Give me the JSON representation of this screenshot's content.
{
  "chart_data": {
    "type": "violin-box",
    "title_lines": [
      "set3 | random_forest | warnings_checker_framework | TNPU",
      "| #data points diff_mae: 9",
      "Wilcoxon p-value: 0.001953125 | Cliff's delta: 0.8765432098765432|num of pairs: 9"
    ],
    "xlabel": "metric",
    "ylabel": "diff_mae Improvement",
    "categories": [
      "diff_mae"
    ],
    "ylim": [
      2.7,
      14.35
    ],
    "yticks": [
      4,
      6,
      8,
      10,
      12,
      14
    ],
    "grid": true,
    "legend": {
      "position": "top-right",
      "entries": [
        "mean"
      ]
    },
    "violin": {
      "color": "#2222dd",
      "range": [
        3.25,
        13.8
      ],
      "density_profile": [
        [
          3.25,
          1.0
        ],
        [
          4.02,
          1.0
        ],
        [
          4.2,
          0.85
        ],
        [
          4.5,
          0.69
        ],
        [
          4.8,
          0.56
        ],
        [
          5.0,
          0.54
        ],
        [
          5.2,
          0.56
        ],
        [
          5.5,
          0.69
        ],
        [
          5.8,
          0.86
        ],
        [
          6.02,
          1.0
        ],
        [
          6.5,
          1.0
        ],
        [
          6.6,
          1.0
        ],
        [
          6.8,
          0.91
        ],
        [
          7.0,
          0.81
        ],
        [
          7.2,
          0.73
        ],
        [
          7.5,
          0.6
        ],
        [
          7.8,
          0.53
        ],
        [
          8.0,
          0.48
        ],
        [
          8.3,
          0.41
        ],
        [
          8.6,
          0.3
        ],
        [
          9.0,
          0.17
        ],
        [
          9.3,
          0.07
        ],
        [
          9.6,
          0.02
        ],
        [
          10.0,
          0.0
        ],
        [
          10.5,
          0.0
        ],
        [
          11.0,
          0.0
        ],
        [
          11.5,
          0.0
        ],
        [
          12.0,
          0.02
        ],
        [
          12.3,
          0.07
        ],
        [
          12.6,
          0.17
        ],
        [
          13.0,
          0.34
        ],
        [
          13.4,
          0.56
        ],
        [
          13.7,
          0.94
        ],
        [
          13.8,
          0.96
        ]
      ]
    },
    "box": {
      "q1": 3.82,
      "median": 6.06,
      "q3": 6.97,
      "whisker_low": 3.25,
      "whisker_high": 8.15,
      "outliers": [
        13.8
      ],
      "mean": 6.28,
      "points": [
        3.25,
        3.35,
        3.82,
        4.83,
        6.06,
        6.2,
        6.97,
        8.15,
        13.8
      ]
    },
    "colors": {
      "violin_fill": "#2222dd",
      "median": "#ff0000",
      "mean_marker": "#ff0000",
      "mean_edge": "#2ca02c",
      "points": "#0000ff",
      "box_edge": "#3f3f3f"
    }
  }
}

------------

Using the entries above, please restate each one word for word.

Final result:
Give me the JSON representation of this screenshot's content.
{
  "chart_data": {
    "type": "violin-box",
    "title_lines": [
      "set3 | random_forest | warnings_checker_framework | TNPU",
      "| #data points diff_mae: 9",
      "Wilcoxon p-value: 0.001953125 | Cliff's delta: 0.8765432098765432|num of pairs: 9"
    ],
    "xlabel": "metric",
    "ylabel": "diff_mae Improvement",
    "categories": [
      "diff_mae"
    ],
    "ylim": [
      2.7,
      14.35
    ],
    "yticks": [
      4,
      6,
      8,
      10,
      12,
      14
    ],
    "grid": true,
    "legend": {
      "position": "top-right",
      "entries": [
        "mean"
      ]
    },
    "violin": {
      "color": "#2222dd",
      "range": [
        3.25,
        13.8
      ],
      "density_profile": [
        [
          3.25,
          1.0
        ],
        [
          4.02,
          1.0
        ],
        [
          4.2,
          0.85
        ],
        [
          4.5,
          0.69
        ],
        [
          4.8,
          0.56
        ],
        [
          5.0,
          0.54
        ],
        [
          5.2,
          0.56
        ],
        [
          5.5,
          0.69
        ],
        [
          5.8,
          0.86
        ],
        [
          6.02,
          1.0
        ],
        [
          6.5,
          1.0
        ],
        [
          6.6,
          1.0
        ],
        [
          6.8,
          0.91
        ],
        [
          7.0,
          0.81
        ],
        [
          7.2,
          0.73
        ],
        [
          7.5,
          0.6
        ],
        [
          7.8,
          0.53
        ],
        [
          8.0,
          0.48
        ],
        [
          8.3,
          0.41
        ],
        [
          8.6,
          0.3
        ],
        [
          9.0,
          0.17
        ],
        [
          9.3,
          0.07
        ],
        [
          9.6,
          0.02
        ],
        [
          10.0,
          0.0
        ],
        [
          10.5,
          0.0
        ],
        [
          11.0,
          0.0
        ],
        [
          11.5,
          0.0
        ],
        [
          12.0,
          0.02
        ],
        [
          12.3,
          0.07
        ],
        [
          12.6,
          0.17
        ],
        [
          13.0,
          0.34
        ],
        [
          13.4,
          0.56
        ],
        [
          13.7,
          0.94
        ],
        [
          13.8,
          0.96
        ]
      ]
    },
    "box": {
      "q1": 3.82,
      "median": 6.06,
      "q3": 6.97,
      "whisker_low": 3.25,
      "whisker_high": 8.15,
      "outliers": [
        13.8
      ],
      "mean": 6.28,
      "points": [
        3.25,
        3.35,
        3.82,
        4.83,
        6.06,
        6.2,
        6.97,
        8.15,
        13.8
      ]
    },
    "colors": {
      "violin_fill": "#2222dd",
      "median": "#ff0000",
      "mean_marker": "#ff0000",
      "mean_edge": "#2ca02c",
      "points": "#0000ff",
      "box_edge": "#3f3f3f"
    }
  }
}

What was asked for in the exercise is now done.